List all the lines in these records that hold "irányítást".

**Listing**.
--- START ---
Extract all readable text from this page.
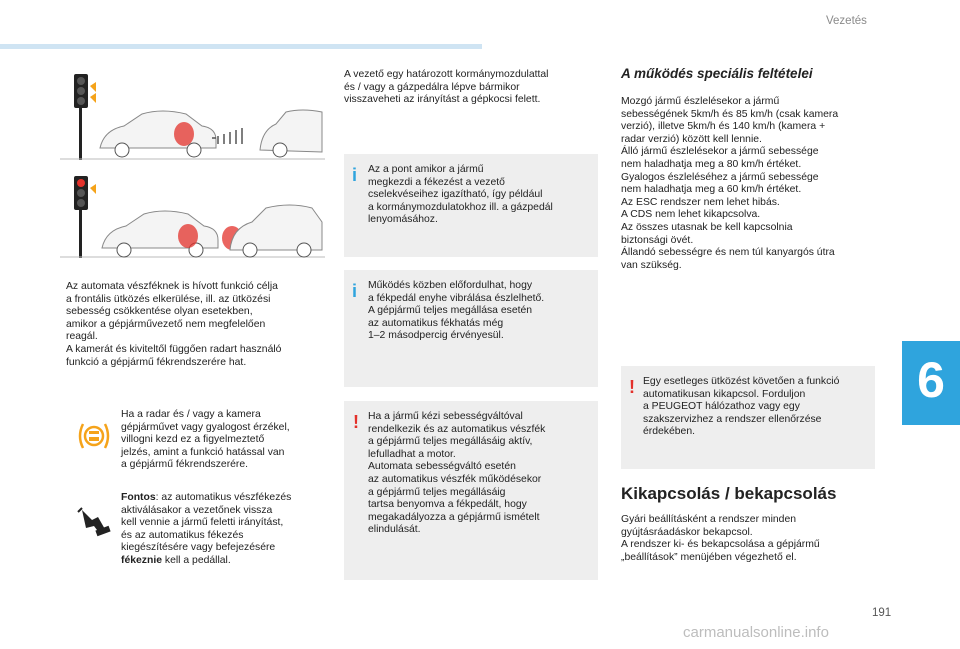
Vezetés
6
Az automata vészféknek is hívott funkció célja
a frontális ütközés elkerülése, ill. az ütközési
sebesség csökkentése olyan esetekben,
amikor a gépjárművezető nem megfelelően
reagál.
A kamerát és kiviteltől függően radart használó
funkció a gépjármű fékrendszerére hat.
Ha a radar és / vagy a kamera
gépjárművet vagy gyalogost érzékel,
villogni kezd ez a figyelmeztető
jelzés, amint a funkció hatással van
a gépjármű fékrendszerére.
Fontos: az automatikus vészfékezés
aktiválásakor a vezetőnek vissza
kell vennie a jármű feletti irányítást,
és az automatikus fékezés
kiegészítésére vagy befejezésére
fékeznie kell a pedállal.
A vezető egy határozott kormánymozdulattal
és / vagy a gázpedálra lépve bármikor
visszaveheti az irányítást a gépkocsi felett.
i Az a pont amikor a jármű
megkezdi a fékezést a vezető
cselekvéseihez igazítható, így például
a kormánymozdulatokhoz ill. a gázpedál
lenyomásához.
i Működés közben előfordulhat, hogy
a fékpedál enyhe vibrálása észlelhető.
A gépjármű teljes megállása esetén
az automatikus fékhatás még
1–2 másodpercig érvényesül.
! Ha a jármű kézi sebességváltóval
rendelkezik és az automatikus vészfék
a gépjármű teljes megállásáig aktív,
lefulladhat a motor.
Automata sebességváltó esetén
az automatikus vészfék működésekor
a gépjármű teljes megállásáig
tartsa benyomva a fékpedált, hogy
megakadályozza a gépjármű ismételt
elindulását.
A működés speciális feltételei
Mozgó jármű észlelésekor a jármű
sebességének 5km/h és 85 km/h (csak kamera
verzió), illetve 5km/h és 140 km/h (kamera +
radar verzió) között kell lennie.
Álló jármű észlelésekor a jármű sebessége
nem haladhatja meg a 80 km/h értéket.
Gyalogos észleléséhez a jármű sebessége
nem haladhatja meg a 60 km/h értéket.
Az ESC rendszer nem lehet hibás.
A CDS nem lehet kikapcsolva.
Az összes utasnak be kell kapcsolnia
biztonsági övét.
Állandó sebességre és nem túl kanyargós útra
van szükség.
! Egy esetleges ütközést követően a funkció
automatikusan kikapcsol. Forduljon
a PEUGEOT hálózathoz vagy egy
szakszervizhez a rendszer ellenőrzése
érdekében.
Kikapcsolás / bekapcsolás
Gyári beállításként a rendszer minden
gyújtásráadáskor bekapcsol.
A rendszer ki- és bekapcsolása a gépjármű
„beállítások” menüjében végezhető el.
191
carmanualsonline.info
--- END ---
**Task answer**.
kell vennie a jármű feletti irányítást,
visszaveheti az irányítást a gépkocsi felett.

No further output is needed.